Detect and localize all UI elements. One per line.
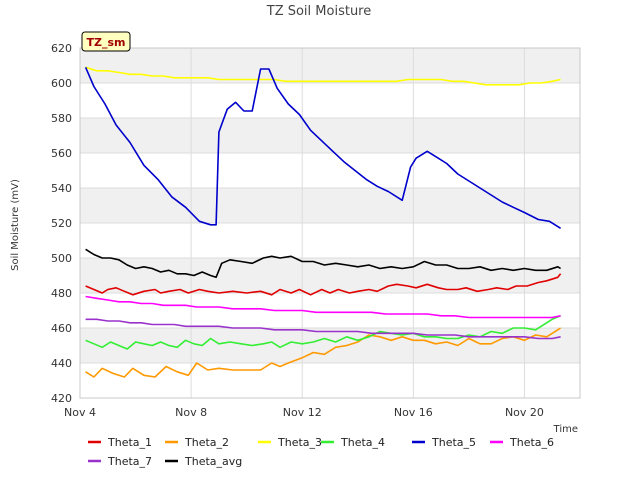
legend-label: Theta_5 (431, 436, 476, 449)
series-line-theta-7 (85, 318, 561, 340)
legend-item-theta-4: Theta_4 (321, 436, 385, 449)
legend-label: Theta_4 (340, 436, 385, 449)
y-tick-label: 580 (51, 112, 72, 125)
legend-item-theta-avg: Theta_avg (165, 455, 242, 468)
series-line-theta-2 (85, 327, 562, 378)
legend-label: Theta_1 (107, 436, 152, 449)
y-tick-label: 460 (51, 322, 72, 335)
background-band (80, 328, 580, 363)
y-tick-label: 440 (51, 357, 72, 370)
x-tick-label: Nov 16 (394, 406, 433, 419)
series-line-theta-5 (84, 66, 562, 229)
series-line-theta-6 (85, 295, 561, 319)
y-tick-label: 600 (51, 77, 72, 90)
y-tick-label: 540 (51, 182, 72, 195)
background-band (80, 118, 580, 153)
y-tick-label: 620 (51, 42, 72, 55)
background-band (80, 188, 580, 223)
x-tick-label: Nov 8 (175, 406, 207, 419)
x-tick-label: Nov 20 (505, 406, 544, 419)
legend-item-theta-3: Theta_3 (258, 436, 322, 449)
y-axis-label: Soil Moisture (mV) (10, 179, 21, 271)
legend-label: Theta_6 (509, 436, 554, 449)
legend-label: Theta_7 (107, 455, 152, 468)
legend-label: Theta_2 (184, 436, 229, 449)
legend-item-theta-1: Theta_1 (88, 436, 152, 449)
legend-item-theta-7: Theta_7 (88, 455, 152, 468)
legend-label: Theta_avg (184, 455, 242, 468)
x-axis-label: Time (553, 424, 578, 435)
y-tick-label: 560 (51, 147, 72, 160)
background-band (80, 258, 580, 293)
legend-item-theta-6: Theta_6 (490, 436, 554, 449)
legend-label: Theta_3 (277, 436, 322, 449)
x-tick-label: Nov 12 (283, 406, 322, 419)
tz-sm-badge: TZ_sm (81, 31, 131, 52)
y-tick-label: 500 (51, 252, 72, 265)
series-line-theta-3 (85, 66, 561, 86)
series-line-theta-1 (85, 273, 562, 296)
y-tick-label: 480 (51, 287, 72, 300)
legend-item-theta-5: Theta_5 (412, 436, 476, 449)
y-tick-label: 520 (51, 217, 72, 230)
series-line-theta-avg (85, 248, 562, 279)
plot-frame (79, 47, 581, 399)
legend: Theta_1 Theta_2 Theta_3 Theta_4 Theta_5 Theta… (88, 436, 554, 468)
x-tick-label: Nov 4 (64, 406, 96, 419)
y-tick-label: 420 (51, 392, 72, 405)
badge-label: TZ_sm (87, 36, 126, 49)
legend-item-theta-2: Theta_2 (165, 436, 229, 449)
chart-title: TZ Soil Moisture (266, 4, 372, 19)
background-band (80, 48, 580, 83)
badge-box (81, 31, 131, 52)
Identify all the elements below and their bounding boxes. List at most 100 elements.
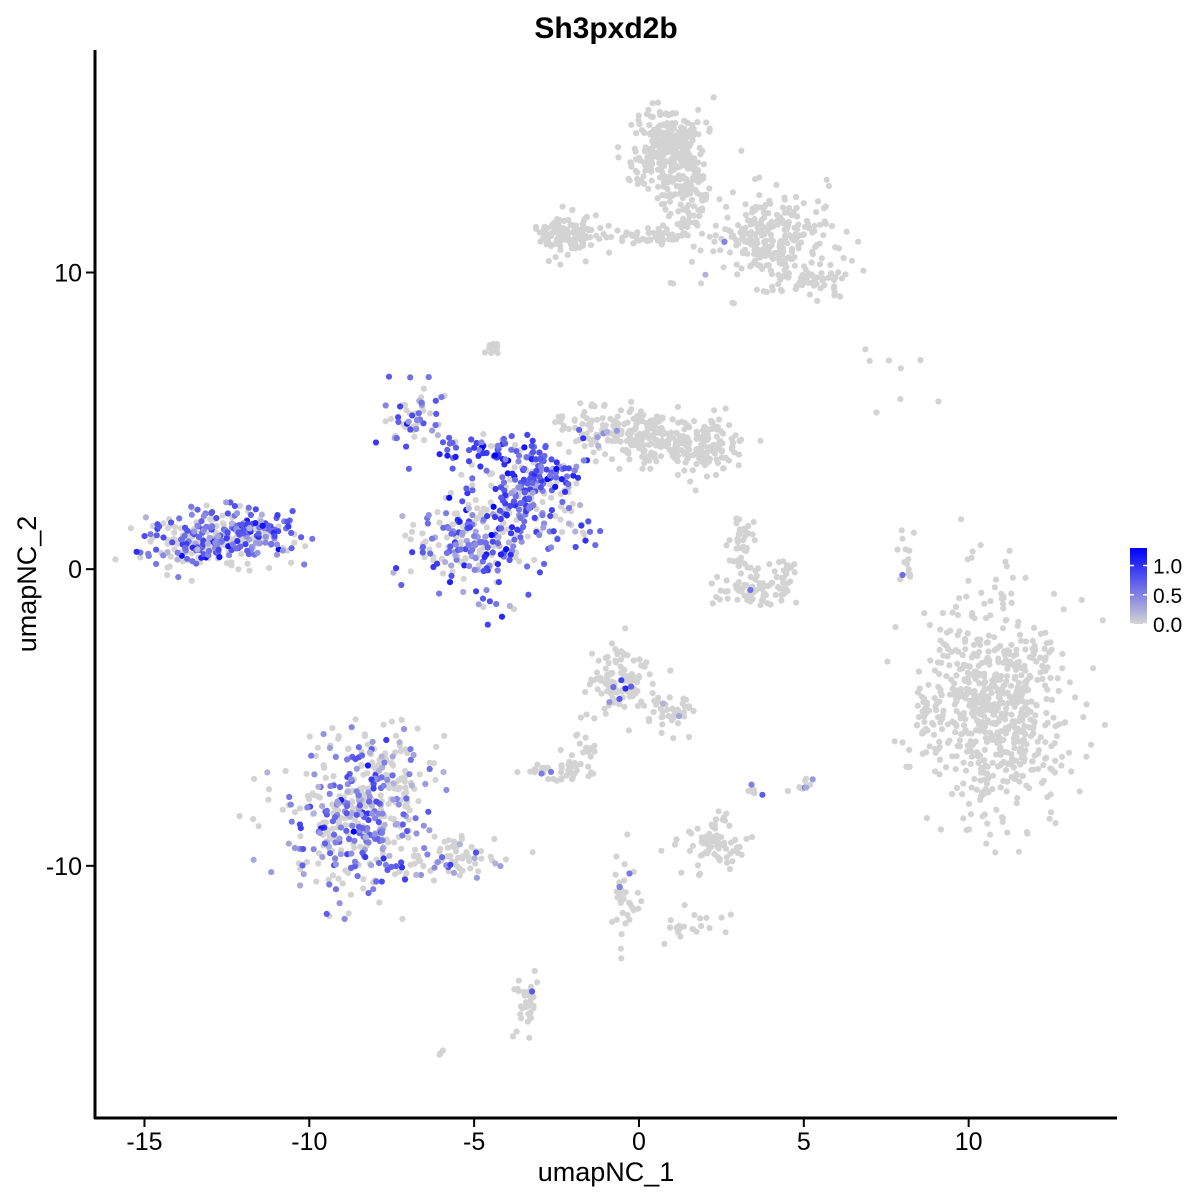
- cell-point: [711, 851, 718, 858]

Problem to solve: Rewrite all the rows above as a Markdown table with two columns, Row and Content, giving each row's number and its text and skipping any blank lines. Leave the pictures out of the table.

Task solution:
| Row | Content |
|---|---|
| 1 | Detect and localize all UI elements. One per line. |
| 2 | legend-label: Theta_5 (431, 436, 476, 449) |
| 3 | series-line-theta-7 (85, 318, 561, 340) |
| 4 | legend-item-theta-4: Theta_4 (321, 436, 385, 449) |
| 5 | legend-label: Theta_4 (340, 436, 385, 449) |
| 6 | y-tick-label: 580 (51, 112, 72, 125) |
| 7 | legend-item-theta-avg: Theta_avg (165, 455, 242, 468) |
| 8 | series-line-theta-2 (85, 327, 562, 378) |
| 9 | legend-label: Theta_1 (107, 436, 152, 449) |
| 10 | y-tick-label: 460 (51, 322, 72, 335) |
| 11 | background-band (80, 328, 580, 363) |
| 12 | y-tick-label: 440 (51, 357, 72, 370) |
| 13 | x-tick-label: Nov 16 (394, 406, 433, 419) |
| 14 | series-line-theta-5 (84, 66, 562, 229) |
| 15 | series-line-theta-6 (85, 295, 561, 319) |
| 16 | y-tick-label: 600 (51, 77, 72, 90) |
| 17 | y-tick-label: 540 (51, 182, 72, 195) |
| 18 | background-band (80, 118, 580, 153) |
| 19 | y-tick-label: 620 (51, 42, 72, 55) |
| 20 | background-band (80, 188, 580, 223) |
| 21 | x-tick-label: Nov 8 (175, 406, 207, 419) |
| 22 | x-tick-label: Nov 20 (505, 406, 544, 419) |
| 23 | legend-item-theta-3: Theta_3 (258, 436, 322, 449) |
| 24 | y-axis-label: Soil Moisture (mV) (10, 179, 21, 271) |
| 25 | legend-label: Theta_6 (509, 436, 554, 449) |
| 26 | legend-label: Theta_7 (107, 455, 152, 468) |
| 27 | legend-label: Theta_2 (184, 436, 229, 449) |
| 28 | legend-item-theta-1: Theta_1 (88, 436, 152, 449) |
| 29 | legend-item-theta-7: Theta_7 (88, 455, 152, 468) |
| 30 | legend-label: Theta_avg (184, 455, 242, 468) |
| 31 | x-axis-label: Time (553, 424, 578, 435) |
| 32 | y-tick-label: 560 (51, 147, 72, 160) |
| 33 | background-band (80, 258, 580, 293) |
| 34 | legend-item-theta-6: Theta_6 (490, 436, 554, 449) |
| 35 | legend-label: Theta_3 (277, 436, 322, 449) |
| 36 | x-tick-label: Nov 12 (283, 406, 322, 419) |
| 37 | tz-sm-badge: TZ_sm (81, 31, 131, 52) |
| 38 | y-tick-label: 500 (51, 252, 72, 265) |
| 39 | series-line-theta-3 (85, 66, 561, 86) |
| 40 | series-line-theta-1 (85, 273, 562, 296) |
| 41 | y-tick-label: 480 (51, 287, 72, 300) |
| 42 | legend-item-theta-5: Theta_5 (412, 436, 476, 449) |
| 43 | y-tick-label: 520 (51, 217, 72, 230) |
| 44 | series-line-theta-avg (85, 248, 562, 279) |
| 45 | plot-frame (79, 47, 581, 399) |
| 46 | legend: Theta_1 Theta_2 Theta_3 Theta_4 Theta_5 Theta… (88, 436, 554, 468) |
| 47 | x-tick-label: Nov 4 (64, 406, 96, 419) |
| 48 | y-tick-label: 420 (51, 392, 72, 405) |
| 49 | badge-label: TZ_sm (87, 36, 126, 49) |
| 50 | legend-item-theta-2: Theta_2 (165, 436, 229, 449) |
| 51 | chart-title: TZ Soil Moisture (266, 4, 372, 19) |
| 52 | background-band (80, 48, 580, 83) |
| 53 | badge-box (81, 31, 131, 52) |
| 54 | Identify all the elements below and their bounding boxes. List at most 100 elements. |
| 55 | - cell-point: [711, 851, 718, 858] |